# Directions for this task
Below is a set of records; print all of them exactly as written.
— Start Supplied data —
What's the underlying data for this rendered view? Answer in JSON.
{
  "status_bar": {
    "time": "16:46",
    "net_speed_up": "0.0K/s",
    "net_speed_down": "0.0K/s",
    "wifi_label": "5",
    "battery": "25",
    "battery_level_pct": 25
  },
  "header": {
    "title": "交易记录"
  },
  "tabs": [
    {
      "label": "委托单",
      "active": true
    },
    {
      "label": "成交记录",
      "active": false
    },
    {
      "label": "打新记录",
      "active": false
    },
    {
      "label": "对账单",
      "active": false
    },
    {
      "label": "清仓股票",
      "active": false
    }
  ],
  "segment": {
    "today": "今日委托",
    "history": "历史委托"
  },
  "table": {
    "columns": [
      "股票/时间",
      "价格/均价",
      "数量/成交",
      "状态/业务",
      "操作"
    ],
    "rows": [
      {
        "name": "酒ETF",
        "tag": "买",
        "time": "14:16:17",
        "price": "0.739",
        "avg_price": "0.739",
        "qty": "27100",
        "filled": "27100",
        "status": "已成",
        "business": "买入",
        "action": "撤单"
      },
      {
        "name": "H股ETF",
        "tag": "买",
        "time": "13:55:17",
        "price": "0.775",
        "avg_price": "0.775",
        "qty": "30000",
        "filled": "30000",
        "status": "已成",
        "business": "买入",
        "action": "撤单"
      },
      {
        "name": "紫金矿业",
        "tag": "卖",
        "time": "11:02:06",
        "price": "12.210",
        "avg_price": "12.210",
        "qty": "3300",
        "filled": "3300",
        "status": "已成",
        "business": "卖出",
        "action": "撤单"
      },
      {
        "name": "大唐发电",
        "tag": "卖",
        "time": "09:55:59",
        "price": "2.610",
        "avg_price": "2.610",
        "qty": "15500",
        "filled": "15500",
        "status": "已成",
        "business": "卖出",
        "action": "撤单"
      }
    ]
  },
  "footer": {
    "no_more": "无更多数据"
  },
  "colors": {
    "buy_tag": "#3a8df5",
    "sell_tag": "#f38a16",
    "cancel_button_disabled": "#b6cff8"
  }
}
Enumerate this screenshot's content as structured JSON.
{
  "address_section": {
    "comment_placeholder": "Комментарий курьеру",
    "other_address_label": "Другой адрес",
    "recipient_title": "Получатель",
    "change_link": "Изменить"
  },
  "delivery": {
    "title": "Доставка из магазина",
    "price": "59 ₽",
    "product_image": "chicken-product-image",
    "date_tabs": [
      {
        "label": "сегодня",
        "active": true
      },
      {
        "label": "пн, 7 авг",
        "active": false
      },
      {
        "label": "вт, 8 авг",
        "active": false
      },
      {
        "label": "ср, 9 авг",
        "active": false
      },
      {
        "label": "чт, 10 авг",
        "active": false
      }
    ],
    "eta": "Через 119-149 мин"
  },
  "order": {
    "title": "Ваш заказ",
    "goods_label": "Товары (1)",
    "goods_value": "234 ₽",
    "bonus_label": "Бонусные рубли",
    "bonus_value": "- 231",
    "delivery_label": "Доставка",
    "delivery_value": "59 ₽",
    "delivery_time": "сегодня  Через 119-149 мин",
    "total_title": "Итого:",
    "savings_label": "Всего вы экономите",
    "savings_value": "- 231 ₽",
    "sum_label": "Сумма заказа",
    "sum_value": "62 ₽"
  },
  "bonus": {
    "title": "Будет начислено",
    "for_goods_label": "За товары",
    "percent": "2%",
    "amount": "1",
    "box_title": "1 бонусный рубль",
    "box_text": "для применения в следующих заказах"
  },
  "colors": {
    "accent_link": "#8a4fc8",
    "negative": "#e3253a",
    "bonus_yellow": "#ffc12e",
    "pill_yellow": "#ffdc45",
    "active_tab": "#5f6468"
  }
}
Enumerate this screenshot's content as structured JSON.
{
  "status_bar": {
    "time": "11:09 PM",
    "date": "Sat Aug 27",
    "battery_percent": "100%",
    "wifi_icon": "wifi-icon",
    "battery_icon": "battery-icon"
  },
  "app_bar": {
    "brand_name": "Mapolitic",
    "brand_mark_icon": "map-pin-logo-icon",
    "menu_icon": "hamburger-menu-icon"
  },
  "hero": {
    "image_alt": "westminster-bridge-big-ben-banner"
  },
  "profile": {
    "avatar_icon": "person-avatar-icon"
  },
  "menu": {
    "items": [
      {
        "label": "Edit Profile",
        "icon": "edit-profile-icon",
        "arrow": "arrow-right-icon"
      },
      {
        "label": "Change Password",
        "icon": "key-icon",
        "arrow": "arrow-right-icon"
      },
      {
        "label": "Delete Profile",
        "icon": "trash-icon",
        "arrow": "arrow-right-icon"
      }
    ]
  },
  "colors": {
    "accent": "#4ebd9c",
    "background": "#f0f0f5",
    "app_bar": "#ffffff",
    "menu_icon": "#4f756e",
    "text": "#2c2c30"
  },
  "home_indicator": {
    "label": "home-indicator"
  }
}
— End Supplied data —
# Answer to the exercise
What's the underlying data for this rendered view? Answer in JSON.
{
  "status_bar": {
    "time": "16:46",
    "net_speed_up": "0.0K/s",
    "net_speed_down": "0.0K/s",
    "wifi_label": "5",
    "battery": "25",
    "battery_level_pct": 25
  },
  "header": {
    "title": "交易记录"
  },
  "tabs": [
    {
      "label": "委托单",
      "active": true
    },
    {
      "label": "成交记录",
      "active": false
    },
    {
      "label": "打新记录",
      "active": false
    },
    {
      "label": "对账单",
      "active": false
    },
    {
      "label": "清仓股票",
      "active": false
    }
  ],
  "segment": {
    "today": "今日委托",
    "history": "历史委托"
  },
  "table": {
    "columns": [
      "股票/时间",
      "价格/均价",
      "数量/成交",
      "状态/业务",
      "操作"
    ],
    "rows": [
      {
        "name": "酒ETF",
        "tag": "买",
        "time": "14:16:17",
        "price": "0.739",
        "avg_price": "0.739",
        "qty": "27100",
        "filled": "27100",
        "status": "已成",
        "business": "买入",
        "action": "撤单"
      },
      {
        "name": "H股ETF",
        "tag": "买",
        "time": "13:55:17",
        "price": "0.775",
        "avg_price": "0.775",
        "qty": "30000",
        "filled": "30000",
        "status": "已成",
        "business": "买入",
        "action": "撤单"
      },
      {
        "name": "紫金矿业",
        "tag": "卖",
        "time": "11:02:06",
        "price": "12.210",
        "avg_price": "12.210",
        "qty": "3300",
        "filled": "3300",
        "status": "已成",
        "business": "卖出",
        "action": "撤单"
      },
      {
        "name": "大唐发电",
        "tag": "卖",
        "time": "09:55:59",
        "price": "2.610",
        "avg_price": "2.610",
        "qty": "15500",
        "filled": "15500",
        "status": "已成",
        "business": "卖出",
        "action": "撤单"
      }
    ]
  },
  "footer": {
    "no_more": "无更多数据"
  },
  "colors": {
    "buy_tag": "#3a8df5",
    "sell_tag": "#f38a16",
    "cancel_button_disabled": "#b6cff8"
  }
}
Enumerate this screenshot's content as structured JSON.
{
  "address_section": {
    "comment_placeholder": "Комментарий курьеру",
    "other_address_label": "Другой адрес",
    "recipient_title": "Получатель",
    "change_link": "Изменить"
  },
  "delivery": {
    "title": "Доставка из магазина",
    "price": "59 ₽",
    "product_image": "chicken-product-image",
    "date_tabs": [
      {
        "label": "сегодня",
        "active": true
      },
      {
        "label": "пн, 7 авг",
        "active": false
      },
      {
        "label": "вт, 8 авг",
        "active": false
      },
      {
        "label": "ср, 9 авг",
        "active": false
      },
      {
        "label": "чт, 10 авг",
        "active": false
      }
    ],
    "eta": "Через 119-149 мин"
  },
  "order": {
    "title": "Ваш заказ",
    "goods_label": "Товары (1)",
    "goods_value": "234 ₽",
    "bonus_label": "Бонусные рубли",
    "bonus_value": "- 231",
    "delivery_label": "Доставка",
    "delivery_value": "59 ₽",
    "delivery_time": "сегодня  Через 119-149 мин",
    "total_title": "Итого:",
    "savings_label": "Всего вы экономите",
    "savings_value": "- 231 ₽",
    "sum_label": "Сумма заказа",
    "sum_value": "62 ₽"
  },
  "bonus": {
    "title": "Будет начислено",
    "for_goods_label": "За товары",
    "percent": "2%",
    "amount": "1",
    "box_title": "1 бонусный рубль",
    "box_text": "для применения в следующих заказах"
  },
  "colors": {
    "accent_link": "#8a4fc8",
    "negative": "#e3253a",
    "bonus_yellow": "#ffc12e",
    "pill_yellow": "#ffdc45",
    "active_tab": "#5f6468"
  }
}
Enumerate this screenshot's content as structured JSON.
{
  "status_bar": {
    "time": "11:09 PM",
    "date": "Sat Aug 27",
    "battery_percent": "100%",
    "wifi_icon": "wifi-icon",
    "battery_icon": "battery-icon"
  },
  "app_bar": {
    "brand_name": "Mapolitic",
    "brand_mark_icon": "map-pin-logo-icon",
    "menu_icon": "hamburger-menu-icon"
  },
  "hero": {
    "image_alt": "westminster-bridge-big-ben-banner"
  },
  "profile": {
    "avatar_icon": "person-avatar-icon"
  },
  "menu": {
    "items": [
      {
        "label": "Edit Profile",
        "icon": "edit-profile-icon",
        "arrow": "arrow-right-icon"
      },
      {
        "label": "Change Password",
        "icon": "key-icon",
        "arrow": "arrow-right-icon"
      },
      {
        "label": "Delete Profile",
        "icon": "trash-icon",
        "arrow": "arrow-right-icon"
      }
    ]
  },
  "colors": {
    "accent": "#4ebd9c",
    "background": "#f0f0f5",
    "app_bar": "#ffffff",
    "menu_icon": "#4f756e",
    "text": "#2c2c30"
  },
  "home_indicator": {
    "label": "home-indicator"
  }
}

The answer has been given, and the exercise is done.